INPUT DATA:
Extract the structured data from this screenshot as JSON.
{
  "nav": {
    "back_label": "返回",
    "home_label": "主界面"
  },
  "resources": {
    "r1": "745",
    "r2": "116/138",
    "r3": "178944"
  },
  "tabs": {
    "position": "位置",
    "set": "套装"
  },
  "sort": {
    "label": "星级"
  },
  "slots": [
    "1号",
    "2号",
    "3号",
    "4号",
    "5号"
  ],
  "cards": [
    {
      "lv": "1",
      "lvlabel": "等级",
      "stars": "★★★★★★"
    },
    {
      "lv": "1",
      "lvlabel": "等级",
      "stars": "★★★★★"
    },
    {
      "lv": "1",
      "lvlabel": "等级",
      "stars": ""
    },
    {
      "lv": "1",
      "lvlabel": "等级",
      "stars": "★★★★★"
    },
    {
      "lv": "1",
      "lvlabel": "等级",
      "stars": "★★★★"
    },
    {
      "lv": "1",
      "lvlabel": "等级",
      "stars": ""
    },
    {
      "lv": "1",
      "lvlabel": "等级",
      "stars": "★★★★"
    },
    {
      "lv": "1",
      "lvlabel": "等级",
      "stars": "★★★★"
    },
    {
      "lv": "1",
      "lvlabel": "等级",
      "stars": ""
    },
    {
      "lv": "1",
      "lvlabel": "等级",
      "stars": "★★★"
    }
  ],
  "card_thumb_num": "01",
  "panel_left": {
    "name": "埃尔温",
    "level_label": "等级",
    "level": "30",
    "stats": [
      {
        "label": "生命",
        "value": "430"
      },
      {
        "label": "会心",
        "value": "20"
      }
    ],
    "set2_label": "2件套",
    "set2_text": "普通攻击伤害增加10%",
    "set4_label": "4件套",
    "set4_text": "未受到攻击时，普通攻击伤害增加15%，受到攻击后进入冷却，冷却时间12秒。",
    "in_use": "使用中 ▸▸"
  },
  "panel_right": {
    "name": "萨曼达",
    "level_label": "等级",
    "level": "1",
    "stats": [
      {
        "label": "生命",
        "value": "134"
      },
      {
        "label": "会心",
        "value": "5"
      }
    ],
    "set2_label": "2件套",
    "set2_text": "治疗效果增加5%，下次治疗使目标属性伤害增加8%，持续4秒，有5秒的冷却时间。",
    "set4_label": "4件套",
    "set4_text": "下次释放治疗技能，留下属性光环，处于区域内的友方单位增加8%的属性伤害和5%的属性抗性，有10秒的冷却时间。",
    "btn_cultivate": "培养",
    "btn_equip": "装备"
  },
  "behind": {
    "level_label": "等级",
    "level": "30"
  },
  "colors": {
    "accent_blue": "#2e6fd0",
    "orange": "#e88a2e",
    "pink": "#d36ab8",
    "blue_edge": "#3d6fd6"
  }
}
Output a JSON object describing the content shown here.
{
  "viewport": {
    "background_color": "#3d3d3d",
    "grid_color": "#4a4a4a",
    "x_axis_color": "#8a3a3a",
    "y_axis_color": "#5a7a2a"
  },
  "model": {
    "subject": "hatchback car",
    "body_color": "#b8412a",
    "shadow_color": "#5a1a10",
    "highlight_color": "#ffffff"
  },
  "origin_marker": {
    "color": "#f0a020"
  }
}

AIM: All of the data above should be transcribed exactly.

RESPONSE:
Extract the structured data from this screenshot as JSON.
{
  "nav": {
    "back_label": "返回",
    "home_label": "主界面"
  },
  "resources": {
    "r1": "745",
    "r2": "116/138",
    "r3": "178944"
  },
  "tabs": {
    "position": "位置",
    "set": "套装"
  },
  "sort": {
    "label": "星级"
  },
  "slots": [
    "1号",
    "2号",
    "3号",
    "4号",
    "5号"
  ],
  "cards": [
    {
      "lv": "1",
      "lvlabel": "等级",
      "stars": "★★★★★★"
    },
    {
      "lv": "1",
      "lvlabel": "等级",
      "stars": "★★★★★"
    },
    {
      "lv": "1",
      "lvlabel": "等级",
      "stars": ""
    },
    {
      "lv": "1",
      "lvlabel": "等级",
      "stars": "★★★★★"
    },
    {
      "lv": "1",
      "lvlabel": "等级",
      "stars": "★★★★"
    },
    {
      "lv": "1",
      "lvlabel": "等级",
      "stars": ""
    },
    {
      "lv": "1",
      "lvlabel": "等级",
      "stars": "★★★★"
    },
    {
      "lv": "1",
      "lvlabel": "等级",
      "stars": "★★★★"
    },
    {
      "lv": "1",
      "lvlabel": "等级",
      "stars": ""
    },
    {
      "lv": "1",
      "lvlabel": "等级",
      "stars": "★★★"
    }
  ],
  "card_thumb_num": "01",
  "panel_left": {
    "name": "埃尔温",
    "level_label": "等级",
    "level": "30",
    "stats": [
      {
        "label": "生命",
        "value": "430"
      },
      {
        "label": "会心",
        "value": "20"
      }
    ],
    "set2_label": "2件套",
    "set2_text": "普通攻击伤害增加10%",
    "set4_label": "4件套",
    "set4_text": "未受到攻击时，普通攻击伤害增加15%，受到攻击后进入冷却，冷却时间12秒。",
    "in_use": "使用中 ▸▸"
  },
  "panel_right": {
    "name": "萨曼达",
    "level_label": "等级",
    "level": "1",
    "stats": [
      {
        "label": "生命",
        "value": "134"
      },
      {
        "label": "会心",
        "value": "5"
      }
    ],
    "set2_label": "2件套",
    "set2_text": "治疗效果增加5%，下次治疗使目标属性伤害增加8%，持续4秒，有5秒的冷却时间。",
    "set4_label": "4件套",
    "set4_text": "下次释放治疗技能，留下属性光环，处于区域内的友方单位增加8%的属性伤害和5%的属性抗性，有10秒的冷却时间。",
    "btn_cultivate": "培养",
    "btn_equip": "装备"
  },
  "behind": {
    "level_label": "等级",
    "level": "30"
  },
  "colors": {
    "accent_blue": "#2e6fd0",
    "orange": "#e88a2e",
    "pink": "#d36ab8",
    "blue_edge": "#3d6fd6"
  }
}
Output a JSON object describing the content shown here.
{
  "viewport": {
    "background_color": "#3d3d3d",
    "grid_color": "#4a4a4a",
    "x_axis_color": "#8a3a3a",
    "y_axis_color": "#5a7a2a"
  },
  "model": {
    "subject": "hatchback car",
    "body_color": "#b8412a",
    "shadow_color": "#5a1a10",
    "highlight_color": "#ffffff"
  },
  "origin_marker": {
    "color": "#f0a020"
  }
}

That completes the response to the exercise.